-- START Source passage --

The supervisor position is, by a mile, the most difficult job in the call center industry. The supervisor is the person that is most responsible for driving performance on their team, constantly pushing, coaching, and motivating. A good supervisor has sore feet at the end of every day. Having a good supervisor is everything. Having a bad supervisor can be disastrous. If a supervisor isn’t motivating they are probably bringing the team down. This position is also the most difficult to evaluate if you are not physically in the call center to see the supervisor in action. Most interaction that a client has with a call center is going to be through an account manager and there could be some QA interaction in monitoring sessions as well, but probably less with the front line supervisor. It’s because of this that when you get to visit a call center in person that spending time with the front line supervisor is very important, and you will quickly get a sense of if the team is responding to that supervisor, if they are motivating, if they are focusing on the most important areas that need to be focused on, etc.

-- END Source passage --

■ Challenges:
1/ Decide whether each statement agrees with the passage on call center supervisors: (a) the supervisor role is the hardest job in the call center industry; (b) most of a client's interaction with a call center goes through the front line supervisor; (c) a good supervisor finishes every day with sore feet. Answer each with yes or no, and quote the words of the passage that decide it.
2/ Pick up the passage on call center supervisors after its final sentence and carry it on.

-- START Data excerpt --

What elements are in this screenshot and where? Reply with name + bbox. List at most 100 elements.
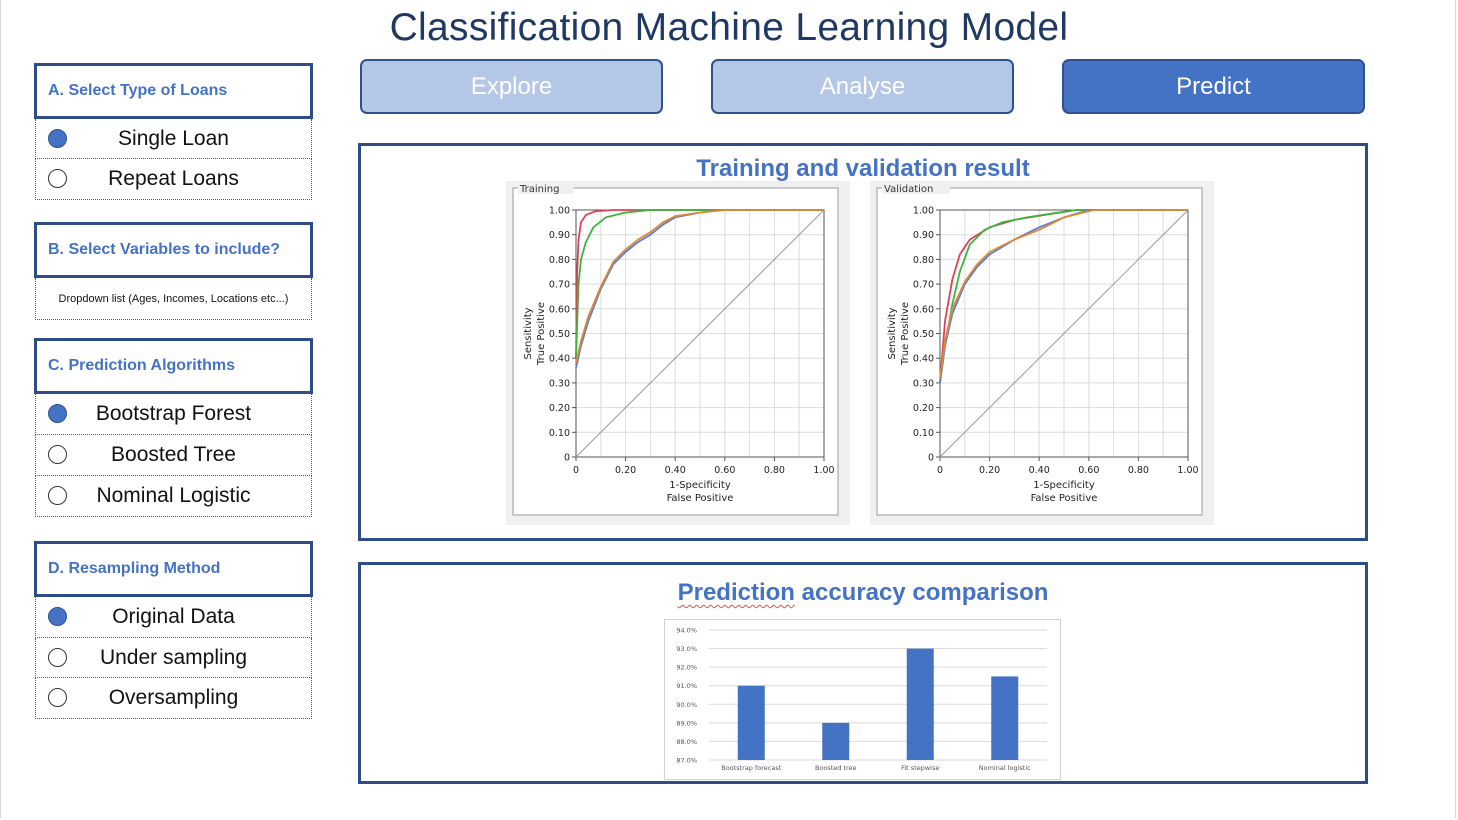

-- END Data excerpt --

■ Outputs by task:
1/
(a) Yes: "The supervisor position is, by a mile, the most difficult job in the call center industry."
(b) No: "Most interaction that a client has with a call center is going to be through an account manager"
(c) Yes: "A good supervisor has sore feet at the end of every day."

2/
The next major question when it comes to a call center supervisor is looking at the kind of support that they are being given. A common mistake that I see call centers make is that they have an incredible supervisor and they fail to provide that person with any support. They have their supervisor and a team of 20 agents and they are on an island all by themselves. Like I mentioned before, the supervisor position is the most difficult position in the call center industry, and is it being made even more difficult because of a lack of support. Is there Quality Assurance staff that is also coaching the team so it’s not all on the supervisor? If the program is dynamic and has a lot of moving parts, is there a Program Manager or some other position that is managing the dial strategy effectively, or is that on the supervisors plate as well? Does the supervisor have more agents than can reasonably be expected to manage by themselves? There are no blanket right or wrong answers to these questions. The call center industry is so dynamic. What works for one call center campaign isn’t necessarily going to make sense for the next one. A supervisor for one program can handle 20 agents, another possibly 7, it depends on the program. But when evaluating a call center it is good to understand the answers to these questions. Understanding that the supervisor position is a critical role, it’s important that the right person is in that position, and that the right person is receiving the proper support to be successful.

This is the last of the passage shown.